- _THE REQUEST_:
Find each line containing the string "tube" and return it.

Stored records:
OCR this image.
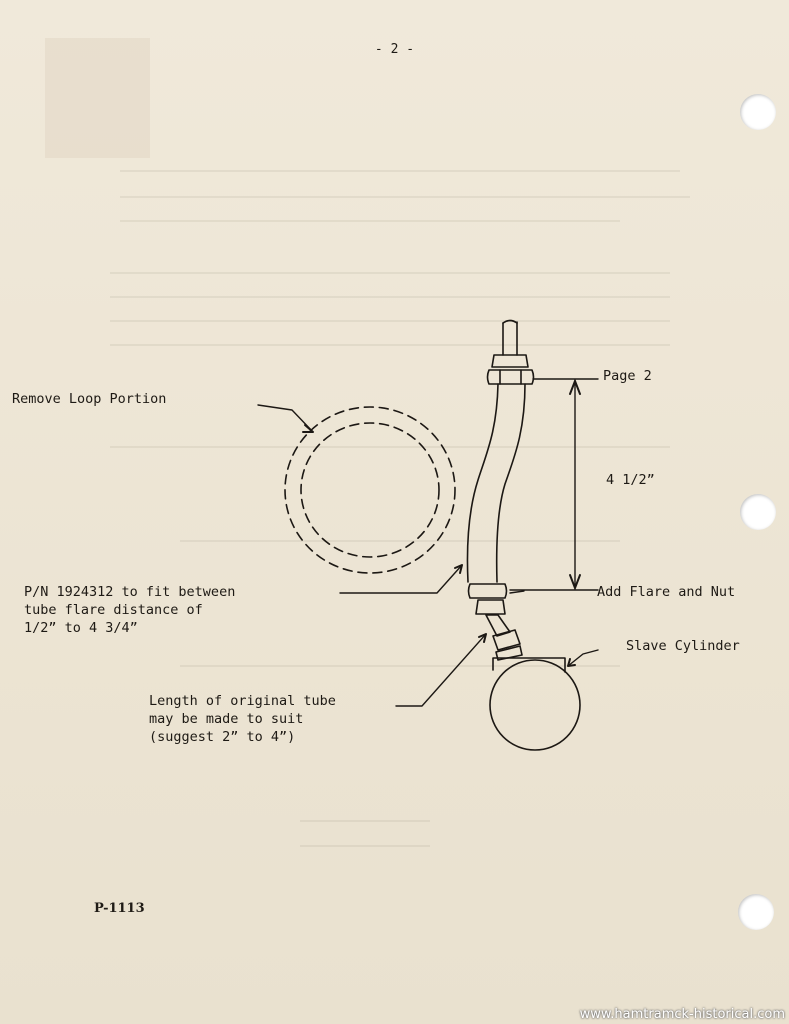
- 2 -
Remove Loop Portion
Page 2
4 1/2”
P/N 1924312 to fit between
tube flare distance of
1/2” to 4 3/4”
Add Flare and Nut
Slave Cylinder
Length of original tube
may be made to suit
(suggest 2” to 4”)
P-1113
www.hamtramck-historical.com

- _FINAL RESULT_:
tube flare distance of
Length of original tube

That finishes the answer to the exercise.